__Task material__:
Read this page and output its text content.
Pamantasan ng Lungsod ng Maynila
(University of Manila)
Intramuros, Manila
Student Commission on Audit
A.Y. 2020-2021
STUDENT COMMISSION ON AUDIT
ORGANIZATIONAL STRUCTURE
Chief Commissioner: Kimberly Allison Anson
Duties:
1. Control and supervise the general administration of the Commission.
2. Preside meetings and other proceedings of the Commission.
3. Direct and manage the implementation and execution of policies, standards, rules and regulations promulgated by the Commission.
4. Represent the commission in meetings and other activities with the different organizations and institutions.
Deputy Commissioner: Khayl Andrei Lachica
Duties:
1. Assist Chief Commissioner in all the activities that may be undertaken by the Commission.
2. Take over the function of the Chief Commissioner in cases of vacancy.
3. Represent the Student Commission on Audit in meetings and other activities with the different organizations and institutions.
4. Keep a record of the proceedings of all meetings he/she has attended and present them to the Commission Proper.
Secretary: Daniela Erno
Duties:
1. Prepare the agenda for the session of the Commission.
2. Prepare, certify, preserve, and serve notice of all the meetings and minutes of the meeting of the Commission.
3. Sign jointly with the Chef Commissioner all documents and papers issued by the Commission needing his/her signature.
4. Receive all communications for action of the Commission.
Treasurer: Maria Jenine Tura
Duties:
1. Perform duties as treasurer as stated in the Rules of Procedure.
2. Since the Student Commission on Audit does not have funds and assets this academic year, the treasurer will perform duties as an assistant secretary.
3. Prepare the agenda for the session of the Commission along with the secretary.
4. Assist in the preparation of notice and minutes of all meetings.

__Exercise objective__: Provide only the number of lines in the records containing the string "Chief".

__Solution__: 3